### Problems to solve
a) Reproduce the passage on local government budgets word for word, from "- 4% average" up to and including "again in 2012.".
b) Pick up the passage on local government budgets after its final sentence and keep writing it.

### Text segment
============

"...the crisis facing local governments is not fiscal. It's the choices we make to address the fiscal challenges."
"States and cities have deep structural problems that will not go away just because the country is coming out of the recession that started in 2008." - Volcker-Ravitch Report
Recently, the PEW Charitable Trusts published Recovering from Volatile Times: The Ongoing Financial Struggles of America's Big Cities through their American Cities Project. The findings of this analysis are explored in detail in PEW's report, but briefly:
- 18 of 30 cities saw government revenue fall between 2011 and 2012, double the number from 2010 to 2011. In 2012, eight cities recorded their lowest level of revenue since the start of the recession.
- 4% average decline in property tax and government aid across the 30 cities between 2011, 2012
- 10 of 30 cities had recovered their prerecession revenue peak by 2012
- Four of the nine cities that had surpassed their pre-downturn revenue peak in 2011 fell back below that level again in 2012.
- 17 of 30 cities increased overall operational spending and 18 of 30 cities increased reserves in 2012
In January 2014, the New York Times recently reported on the release of the Volcker-Ravitch report in their article Task Force Urges Local Governmens to Stop Obscuring Fiscal Troubles. The State Budget Crisis Task Force released its final report, calling for an end to the longstanding practice of using one-offs and opaque accounting methods that make budgets appear balanced even when fiscal problems are worsening. "Local governments must stop using budget gimmicks that obscure the true extent of their money problems." The task force was led by a former chairman of the Federal Reserve Board, Paul A. Volcker, and a former New York lieutenant governor, Richard Ravitch, who have warned that states and cities have deep structural problems that will not go away just because the country is coming out of the recession that started in 2008.
Now, so many of us who "are in the business" of trying to balance budgets, understand and appreciate the dangers and fallacies of applying budget gimmicks. But then, why do these practices still prevail? Why do many resort to these types of solutions knowing they deny transparency, mask problems at worst, and at best, trick decision-makers into a false sense of security? Perhaps at least part of the answer is that it's difficult to conceive of any other way to solve the financial problems of the day - perhaps, for lack of another solution, budget tricks are the best solutions we have? For as fundamentally sound and true and correct as the Volcker and Ravitch report is, it's most significant achievement is pointing out where government is falling short. This begs the next question: what can be done to fix these pressing problems?

============

### Extracted material
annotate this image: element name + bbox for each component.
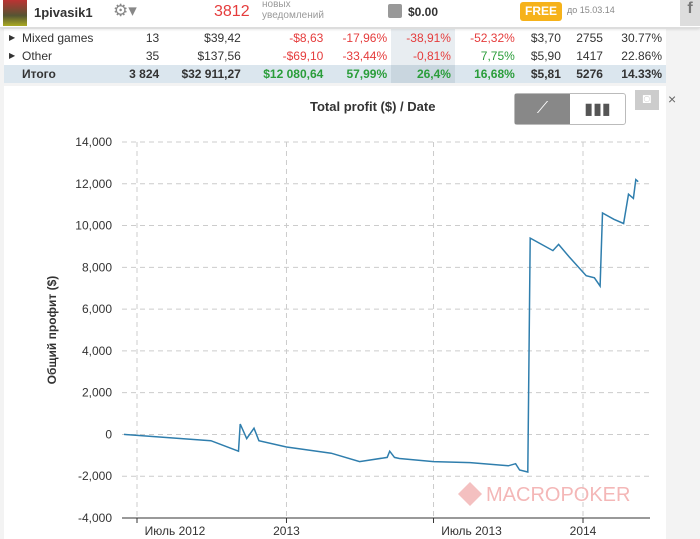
watermark: MACROPOKER — [486, 484, 630, 506]
table-row[interactable]: ▶ Mixed games 13 $39,42 -$8,63 -17,96% -38,91%… — [9, 29, 662, 47]
y-tick-label: 12,000 — [75, 177, 112, 191]
y-tick-label: -2,000 — [78, 469, 112, 483]
x-tick-label: Июль 2012 — [145, 524, 206, 538]
x-tick-label: Июль 2013 — [441, 524, 502, 538]
line-chart-icon[interactable]: ⟋ — [515, 94, 570, 124]
avatar[interactable] — [3, 0, 27, 26]
chart-panel — [4, 86, 666, 539]
balance: $0.00 — [408, 5, 439, 19]
chart-type-toggle: ⟋ ▮▮▮ — [514, 93, 626, 125]
expand-icon[interactable]: ▶ — [9, 51, 16, 60]
plan-badge[interactable]: FREE — [520, 2, 562, 21]
wallet-icon — [388, 4, 402, 18]
y-tick-label: 14,000 — [75, 135, 112, 149]
y-tick-label: 10,000 — [75, 219, 112, 233]
camera-icon[interactable]: ◙ — [635, 90, 659, 110]
x-tick-label: 2014 — [570, 524, 597, 538]
bar-chart-icon[interactable]: ▮▮▮ — [584, 101, 611, 118]
y-axis-label: Общий профит ($) — [45, 276, 59, 385]
expand-icon[interactable]: ▶ — [9, 33, 16, 42]
stats-table: ▶ Mixed games 13 $39,42 -$8,63 -17,96% -38,91%… — [4, 29, 666, 83]
y-tick-label: 8,000 — [82, 260, 112, 274]
username[interactable]: 1pivasik1 — [34, 5, 93, 20]
notifications-count[interactable]: 3812 — [214, 3, 250, 20]
profit-line — [123, 178, 639, 473]
plan-until: до 15.03.14 — [567, 5, 615, 15]
close-icon[interactable]: × — [668, 91, 677, 107]
y-tick-label: 4,000 — [82, 344, 112, 358]
top-bar: 1pivasik1 ⚙▾ 3812 новых уведомлений $0.00… — [0, 0, 700, 28]
x-tick-label: 2013 — [273, 524, 300, 538]
table-row[interactable]: ▶ Other 35 $137,56 -$69,10 -33,44% -0,81% 7,75%… — [9, 47, 662, 65]
gear-icon[interactable]: ⚙▾ — [113, 1, 137, 20]
y-tick-label: -4,000 — [78, 511, 112, 525]
total-row: Итого 3 824 $32 911,27 $12 080,64 57,99% 26,4… — [4, 65, 666, 83]
facebook-icon[interactable]: f — [680, 0, 700, 26]
y-tick-label: 0 — [105, 427, 112, 441]
y-tick-label: 6,000 — [82, 302, 112, 316]
macropoker-logo-icon — [458, 482, 482, 506]
chart-title: Total profit ($) / Date — [310, 99, 436, 114]
y-tick-label: 2,000 — [82, 386, 112, 400]
notifications-label: новых уведомлений — [262, 0, 324, 21]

============

### Responses in order
a)
- 4% average decline in property tax and government aid across the 30 cities between 2011, 2012
- 10 of 30 cities had recovered their prerecession revenue peak by 2012
- Four of the nine cities that had surpassed their pre-downturn revenue peak in 2011 fell back below that level again in 2012.

b)
A new paradigm is required - a "New Wave" in local government Fiscal Health.
The Crisis is Not FiscalIn part due to the recession that started in 2008, and in part to attempt a departure from the exact same types of practices outlined by Volcker and Ravitch, CPBB co-founders Chris Fabian and Jon Johnson published their first local government fiscal health and prioritization report Getting Your Priorities Straight in ICMA's PM Magazine. This paper was published prior to the existence of the Center for Priority Based Budgeting.
During this time, Jon and Chris both worked for Jefferson County, Colorado as Budget Director and Internal Business Consultant respectively. It was at Jefferson County where Jon and Chris had first started to conceive of the creative and innovative concepts of Fiscal Health and Wellness through Priority Based Budgeting.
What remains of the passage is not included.